### TASK TO COMPLETE
Look below. Copy each line that has "following" in it.

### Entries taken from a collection

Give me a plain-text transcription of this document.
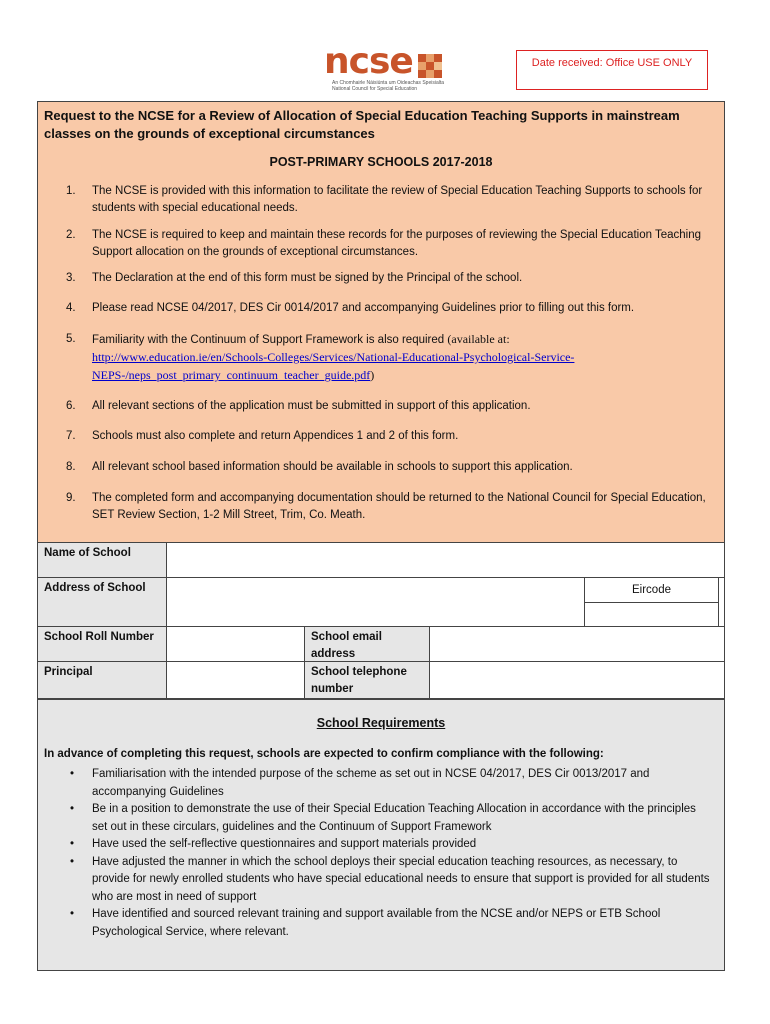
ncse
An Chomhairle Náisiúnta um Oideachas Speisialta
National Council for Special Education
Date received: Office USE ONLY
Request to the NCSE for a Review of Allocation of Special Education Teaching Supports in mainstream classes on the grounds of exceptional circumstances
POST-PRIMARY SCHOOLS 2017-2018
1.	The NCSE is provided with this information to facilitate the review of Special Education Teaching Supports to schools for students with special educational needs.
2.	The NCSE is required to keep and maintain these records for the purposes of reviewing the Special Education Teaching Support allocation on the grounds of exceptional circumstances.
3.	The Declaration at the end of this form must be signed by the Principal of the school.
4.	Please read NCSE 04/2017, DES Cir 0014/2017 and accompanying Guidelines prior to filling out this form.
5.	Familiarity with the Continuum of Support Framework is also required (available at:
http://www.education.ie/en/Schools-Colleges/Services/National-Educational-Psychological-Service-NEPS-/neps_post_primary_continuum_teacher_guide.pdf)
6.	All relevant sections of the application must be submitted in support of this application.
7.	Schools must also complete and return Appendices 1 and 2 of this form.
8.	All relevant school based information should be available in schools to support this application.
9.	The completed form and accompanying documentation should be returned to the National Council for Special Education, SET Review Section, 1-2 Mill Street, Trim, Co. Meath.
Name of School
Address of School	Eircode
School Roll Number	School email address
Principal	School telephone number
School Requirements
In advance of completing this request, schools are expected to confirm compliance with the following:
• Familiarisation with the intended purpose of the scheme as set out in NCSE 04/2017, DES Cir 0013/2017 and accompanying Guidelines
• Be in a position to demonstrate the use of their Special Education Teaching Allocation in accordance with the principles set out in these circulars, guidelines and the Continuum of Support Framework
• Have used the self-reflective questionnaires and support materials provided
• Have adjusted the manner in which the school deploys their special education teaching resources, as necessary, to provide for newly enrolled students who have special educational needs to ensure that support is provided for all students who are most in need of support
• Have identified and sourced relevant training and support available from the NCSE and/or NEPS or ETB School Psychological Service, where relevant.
--
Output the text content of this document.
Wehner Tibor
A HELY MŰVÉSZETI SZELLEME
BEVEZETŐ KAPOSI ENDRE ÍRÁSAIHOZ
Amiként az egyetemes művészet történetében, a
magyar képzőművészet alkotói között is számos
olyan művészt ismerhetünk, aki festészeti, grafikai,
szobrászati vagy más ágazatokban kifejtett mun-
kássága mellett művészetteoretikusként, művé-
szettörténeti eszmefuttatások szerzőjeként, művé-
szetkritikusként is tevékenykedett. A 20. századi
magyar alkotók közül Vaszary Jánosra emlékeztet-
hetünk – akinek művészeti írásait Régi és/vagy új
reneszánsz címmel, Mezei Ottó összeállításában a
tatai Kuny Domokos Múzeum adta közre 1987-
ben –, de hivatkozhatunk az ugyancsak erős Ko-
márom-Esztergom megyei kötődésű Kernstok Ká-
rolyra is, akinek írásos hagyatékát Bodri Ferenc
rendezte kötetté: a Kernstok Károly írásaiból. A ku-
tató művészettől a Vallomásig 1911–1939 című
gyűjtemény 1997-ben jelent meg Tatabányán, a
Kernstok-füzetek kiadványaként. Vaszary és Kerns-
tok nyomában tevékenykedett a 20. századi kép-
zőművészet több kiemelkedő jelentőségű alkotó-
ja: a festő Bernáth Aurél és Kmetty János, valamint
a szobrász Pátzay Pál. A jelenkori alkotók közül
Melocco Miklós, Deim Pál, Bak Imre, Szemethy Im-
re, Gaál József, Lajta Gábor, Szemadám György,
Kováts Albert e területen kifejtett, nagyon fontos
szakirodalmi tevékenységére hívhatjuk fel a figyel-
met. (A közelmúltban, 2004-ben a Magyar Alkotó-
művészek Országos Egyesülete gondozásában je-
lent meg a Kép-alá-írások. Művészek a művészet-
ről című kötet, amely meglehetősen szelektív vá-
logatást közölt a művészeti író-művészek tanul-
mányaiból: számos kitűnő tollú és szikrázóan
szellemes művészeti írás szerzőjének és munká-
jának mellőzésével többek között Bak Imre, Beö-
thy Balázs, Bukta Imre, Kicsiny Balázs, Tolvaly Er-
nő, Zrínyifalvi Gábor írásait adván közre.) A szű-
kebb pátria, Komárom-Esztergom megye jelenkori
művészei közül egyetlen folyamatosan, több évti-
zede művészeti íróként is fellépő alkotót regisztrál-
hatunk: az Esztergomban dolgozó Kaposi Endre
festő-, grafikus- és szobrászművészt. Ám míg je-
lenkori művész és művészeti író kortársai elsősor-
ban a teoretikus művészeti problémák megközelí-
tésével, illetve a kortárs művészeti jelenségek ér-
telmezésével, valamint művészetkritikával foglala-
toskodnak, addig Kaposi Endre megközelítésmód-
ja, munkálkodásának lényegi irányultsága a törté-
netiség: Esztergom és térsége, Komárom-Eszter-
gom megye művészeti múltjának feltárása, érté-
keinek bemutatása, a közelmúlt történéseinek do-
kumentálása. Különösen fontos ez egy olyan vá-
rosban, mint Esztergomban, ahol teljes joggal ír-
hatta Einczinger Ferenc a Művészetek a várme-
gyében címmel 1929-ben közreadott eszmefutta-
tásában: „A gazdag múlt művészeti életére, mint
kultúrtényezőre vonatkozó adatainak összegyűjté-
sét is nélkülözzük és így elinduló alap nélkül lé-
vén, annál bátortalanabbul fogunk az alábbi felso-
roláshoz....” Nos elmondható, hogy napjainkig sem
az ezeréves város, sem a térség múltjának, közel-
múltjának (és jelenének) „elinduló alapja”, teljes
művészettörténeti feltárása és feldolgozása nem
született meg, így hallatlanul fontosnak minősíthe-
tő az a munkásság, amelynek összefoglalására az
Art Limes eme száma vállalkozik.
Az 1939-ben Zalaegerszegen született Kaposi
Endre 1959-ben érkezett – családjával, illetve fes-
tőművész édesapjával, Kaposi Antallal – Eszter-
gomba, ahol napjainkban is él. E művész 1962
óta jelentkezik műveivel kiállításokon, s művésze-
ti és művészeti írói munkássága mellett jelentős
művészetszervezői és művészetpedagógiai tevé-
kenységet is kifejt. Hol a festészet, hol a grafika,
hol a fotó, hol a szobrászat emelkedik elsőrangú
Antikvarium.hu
* * *
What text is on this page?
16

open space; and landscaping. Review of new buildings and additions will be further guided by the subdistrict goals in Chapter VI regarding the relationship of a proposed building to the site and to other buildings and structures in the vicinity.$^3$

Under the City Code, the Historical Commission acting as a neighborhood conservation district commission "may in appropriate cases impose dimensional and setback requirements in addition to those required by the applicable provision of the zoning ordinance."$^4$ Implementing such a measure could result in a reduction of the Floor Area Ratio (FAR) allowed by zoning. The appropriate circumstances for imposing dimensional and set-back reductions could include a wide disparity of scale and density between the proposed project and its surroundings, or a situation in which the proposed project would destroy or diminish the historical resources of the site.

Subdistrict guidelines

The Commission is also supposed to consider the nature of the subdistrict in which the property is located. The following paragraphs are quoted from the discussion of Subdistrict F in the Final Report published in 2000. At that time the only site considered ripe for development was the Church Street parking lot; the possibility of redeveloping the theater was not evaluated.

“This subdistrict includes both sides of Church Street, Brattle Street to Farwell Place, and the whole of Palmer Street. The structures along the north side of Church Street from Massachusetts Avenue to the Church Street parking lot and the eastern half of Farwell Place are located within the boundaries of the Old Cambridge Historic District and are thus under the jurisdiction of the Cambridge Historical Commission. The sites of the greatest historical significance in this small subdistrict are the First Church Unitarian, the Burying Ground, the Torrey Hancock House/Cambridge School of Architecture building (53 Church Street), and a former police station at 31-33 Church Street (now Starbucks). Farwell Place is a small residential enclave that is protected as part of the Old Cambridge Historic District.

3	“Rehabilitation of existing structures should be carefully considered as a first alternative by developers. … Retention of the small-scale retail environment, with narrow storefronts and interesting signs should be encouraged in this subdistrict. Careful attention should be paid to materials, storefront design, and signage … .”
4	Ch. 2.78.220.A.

### FINISHED TASK
In advance of completing this request, schools are expected to confirm compliance with the following:
The Commission is also supposed to consider the nature of the subdistrict in which the property is located. The following paragraphs are quoted from the discussion of Subdistrict F in the Final Report published in 2000. At that time the only site considered ripe for development was the Church Street parking lot; the possibility of redeveloping the theater was not evaluated.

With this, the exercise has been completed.